- Genre: Sitcom
- Created by: Suzanne Martin
- Starring: Julia Sweeney; Reagan Dale Neis; Patrick Levis; Ellen Albertini Dow; Andrew Walker; Daniella Canterman; Deanna Canterman; Walter Marsh; Dabbs Greer; Vicki Davis; Shaun Sipos; Fred Willard;
- Opening theme: "Everything U R" by Lindsay Pagano (first half of series); "I'd Do Anything" by Simple Plan (remainder of series);
- Composer: Wendy Blackstone
- Country of origin: United States
- Original language: English
- No. of seasons: 1
- No. of episodes: 22

Production
- Executive producers: Suzanne Martin; Jeff Martin; Jay Daniel;
- Producers: Susan Nirah Jaffee; Tony Brown;
- Camera setup: Single-camera
- Running time: 22 minutes
- Production companies: SamJen Productions; Touchstone Television; Warner Bros. Television;

Original release
- Network: The WB
- Release: October 5, 2001 – May 3, 2002

= Maybe It's Me (TV series) =

Maybe It's Me is an American television sitcom that aired on The WB network. It premiered on October 5, 2001, and ended on May 3, 2002. The series was created and executive produced by Suzanne Martin, a former writer of Frasier and Ellen.

• _Raw data_:
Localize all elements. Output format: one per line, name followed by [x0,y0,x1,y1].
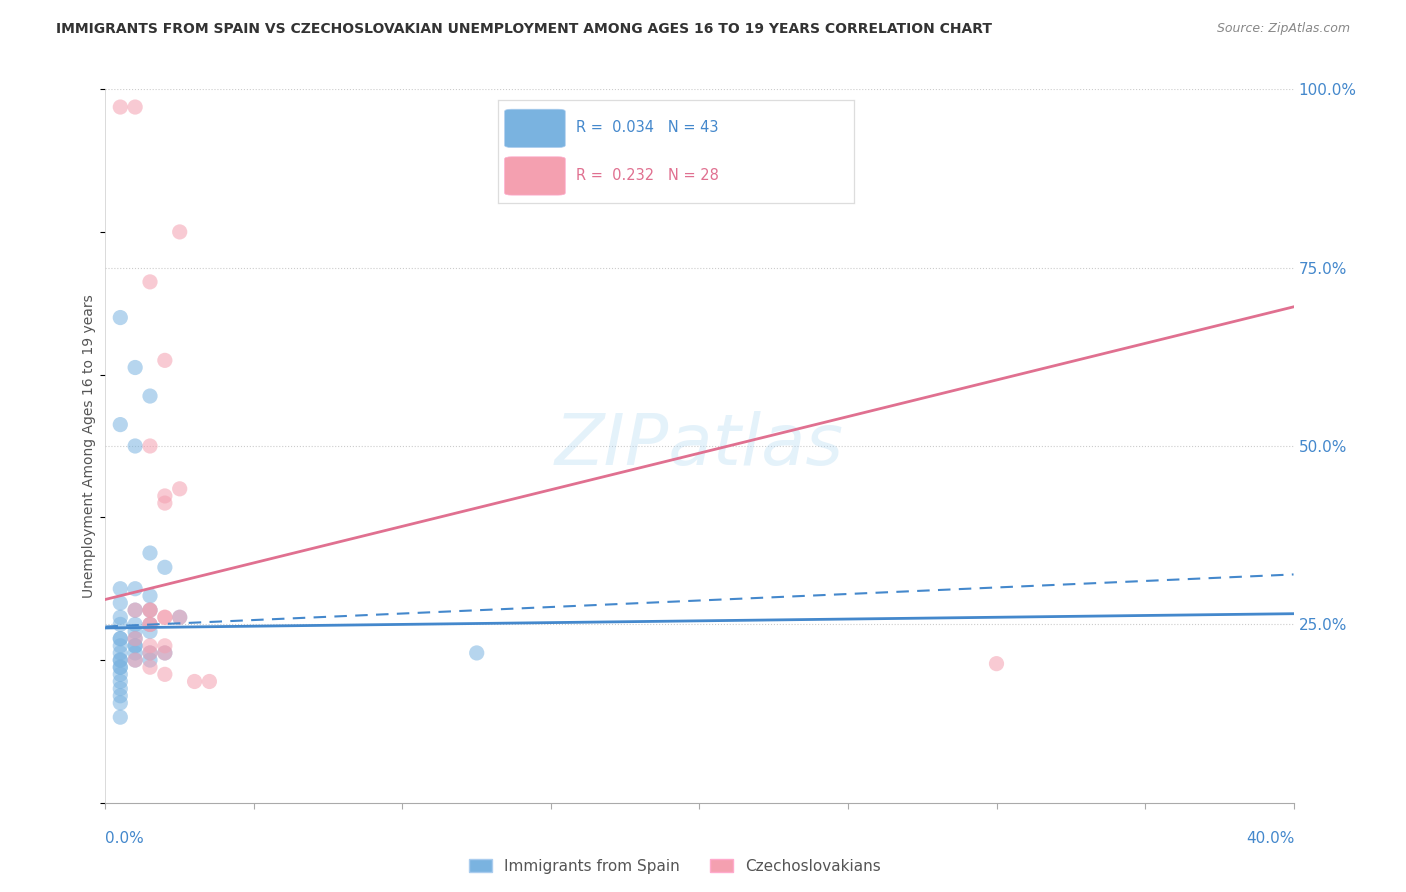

• _Challenge_: In the entry on Maybe It's Me, what opening theme song was used for the remainder of the series?

• _Answer for the task_: "I'd Do Anything" by Simple Plan